◆ **TASK INSTRUCTIONS**
Transcribe the records below exactly as they appear, omitting any pictures.
***** EXERCISE INPUTS *****
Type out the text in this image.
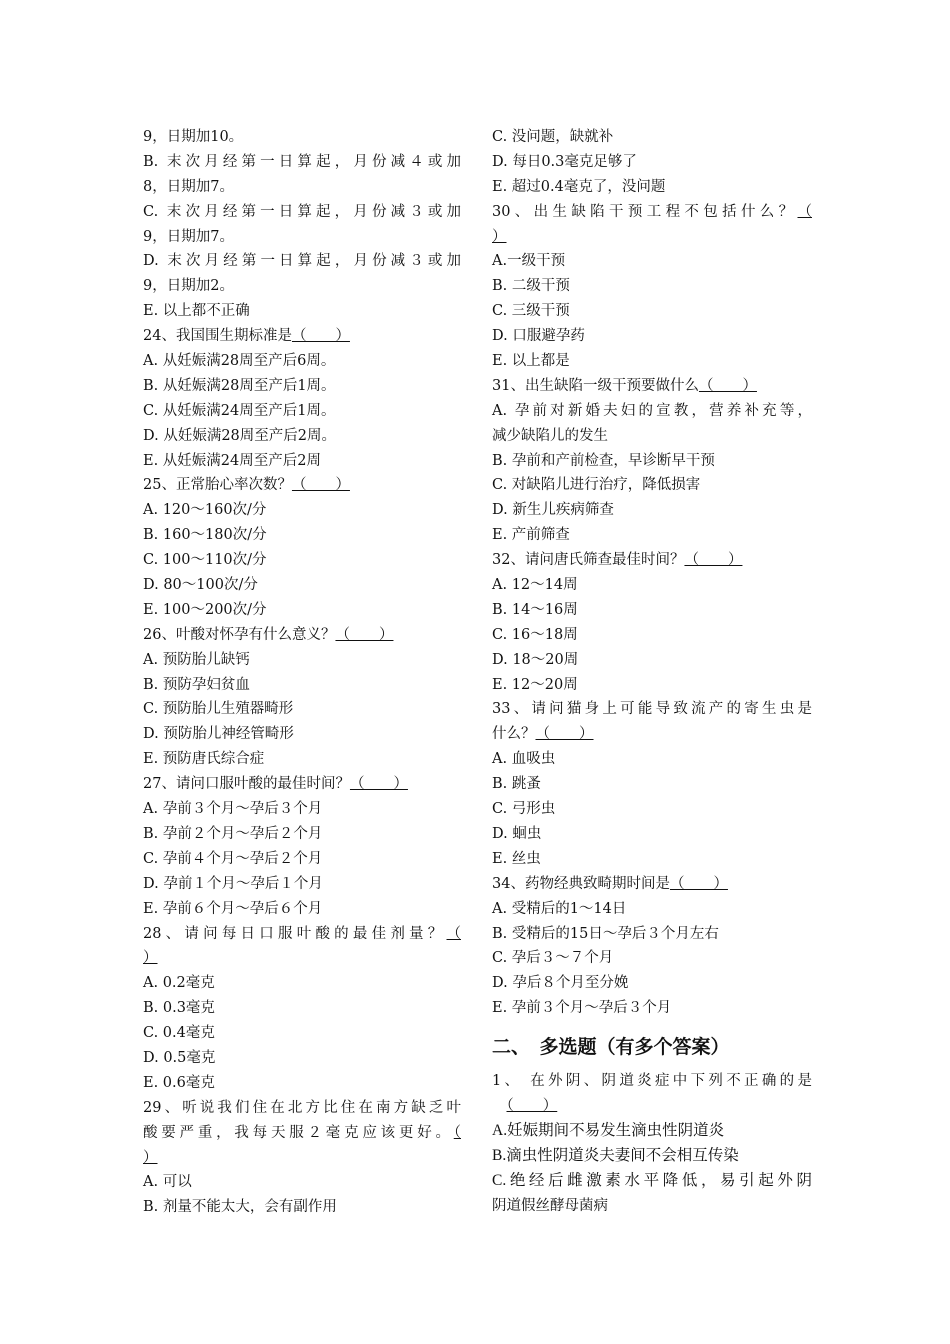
9，日期加10。
B. 末次月经第一日算起，月份减４或加
8，日期加7。
C. 末次月经第一日算起，月份减３或加
9，日期加7。
D. 末次月经第一日算起，月份减３或加
9，日期加2。
E. 以上都不正确
24、我国围生期标准是（　　）
A. 从妊娠满28周至产后6周。
B. 从妊娠满28周至产后1周。
C. 从妊娠满24周至产后1周。
D. 从妊娠满28周至产后2周。
E. 从妊娠满24周至产后2周
25、正常胎心率次数？（　　）
A. 120～160次/分
B. 160～180次/分
C. 100～110次/分
D. 80～100次/分
E. 100～200次/分
26、叶酸对怀孕有什么意义？（　　）
A. 预防胎儿缺钙
B. 预防孕妇贫血
C. 预防胎儿生殖器畸形
D. 预防胎儿神经管畸形
E. 预防唐氏综合症
27、请问口服叶酸的最佳时间？（　　）
A. 孕前３个月～孕后３个月
B. 孕前２个月～孕后２个月
C. 孕前４个月～孕后２个月
D. 孕前１个月～孕后１个月
E. 孕前６个月～孕后６个月
28、请问每日口服叶酸的最佳剂量？（
）
A. 0.2毫克
B. 0.3毫克
C. 0.4毫克
D. 0.5毫克
E. 0.6毫克
29、听说我们住在北方比住在南方缺乏叶
酸要严重，我每天服２毫克应该更好。（
）
A. 可以
B. 剂量不能太大，会有副作用
C. 没问题，缺就补
D. 每日0.3毫克足够了
E. 超过0.4毫克了，没问题
30、出生缺陷干预工程不包括什么？（
）
A.一级干预
B. 二级干预
C. 三级干预
D. 口服避孕药
E. 以上都是
31、出生缺陷一级干预要做什么（　　）
A. 孕前对新婚夫妇的宣教，营养补充等，
减少缺陷儿的发生
B. 孕前和产前检查，早诊断早干预
C. 对缺陷儿进行治疗，降低损害
D. 新生儿疾病筛查
E. 产前筛查
32、请问唐氏筛查最佳时间？（　　）
A. 12～14周
B. 14～16周
C. 16～18周
D. 18～20周
E. 12～20周
33、请问猫身上可能导致流产的寄生虫是
什么？（　　）
A. 血吸虫
B. 跳蚤
C. 弓形虫
D. 蛔虫
E. 丝虫
34、药物经典致畸期时间是（　　）
A. 受精后的1～14日
B. 受精后的15日～孕后３个月左右
C. 孕后３～７个月
D. 孕后８个月至分娩
E. 孕前３个月～孕后３个月
二、　多选题（有多个答案）
1、 在外阴、阴道炎症中下列不正确的是
　（　　）
A.妊娠期间不易发生滴虫性阴道炎
B.滴虫性阴道炎夫妻间不会相互传染
C.绝经后雌激素水平降低，易引起外阴
阴道假丝酵母菌病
*****
◆ **TASK RESULT**
Type out the text in this image.
9，日期加10。
B. 末次月经第一日算起，月份减４或加
8，日期加7。
C. 末次月经第一日算起，月份减３或加
9，日期加7。
D. 末次月经第一日算起，月份减３或加
9，日期加2。
E. 以上都不正确
24、我国围生期标准是（　　）
A. 从妊娠满28周至产后6周。
B. 从妊娠满28周至产后1周。
C. 从妊娠满24周至产后1周。
D. 从妊娠满28周至产后2周。
E. 从妊娠满24周至产后2周
25、正常胎心率次数？（　　）
A. 120～160次/分
B. 160～180次/分
C. 100～110次/分
D. 80～100次/分
E. 100～200次/分
26、叶酸对怀孕有什么意义？（　　）
A. 预防胎儿缺钙
B. 预防孕妇贫血
C. 预防胎儿生殖器畸形
D. 预防胎儿神经管畸形
E. 预防唐氏综合症
27、请问口服叶酸的最佳时间？（　　）
A. 孕前３个月～孕后３个月
B. 孕前２个月～孕后２个月
C. 孕前４个月～孕后２个月
D. 孕前１个月～孕后１个月
E. 孕前６个月～孕后６个月
28、请问每日口服叶酸的最佳剂量？（
）
A. 0.2毫克
B. 0.3毫克
C. 0.4毫克
D. 0.5毫克
E. 0.6毫克
29、听说我们住在北方比住在南方缺乏叶
酸要严重，我每天服２毫克应该更好。（
）
A. 可以
B. 剂量不能太大，会有副作用
C. 没问题，缺就补
D. 每日0.3毫克足够了
E. 超过0.4毫克了，没问题
30、出生缺陷干预工程不包括什么？（
）
A.一级干预
B. 二级干预
C. 三级干预
D. 口服避孕药
E. 以上都是
31、出生缺陷一级干预要做什么（　　）
A. 孕前对新婚夫妇的宣教，营养补充等，
减少缺陷儿的发生
B. 孕前和产前检查，早诊断早干预
C. 对缺陷儿进行治疗，降低损害
D. 新生儿疾病筛查
E. 产前筛查
32、请问唐氏筛查最佳时间？（　　）
A. 12～14周
B. 14～16周
C. 16～18周
D. 18～20周
E. 12～20周
33、请问猫身上可能导致流产的寄生虫是
什么？（　　）
A. 血吸虫
B. 跳蚤
C. 弓形虫
D. 蛔虫
E. 丝虫
34、药物经典致畸期时间是（　　）
A. 受精后的1～14日
B. 受精后的15日～孕后３个月左右
C. 孕后３～７个月
D. 孕后８个月至分娩
E. 孕前３个月～孕后３个月
二、　多选题（有多个答案）
1、 在外阴、阴道炎症中下列不正确的是
　（　　）
A.妊娠期间不易发生滴虫性阴道炎
B.滴虫性阴道炎夫妻间不会相互传染
C.绝经后雌激素水平降低，易引起外阴
阴道假丝酵母菌病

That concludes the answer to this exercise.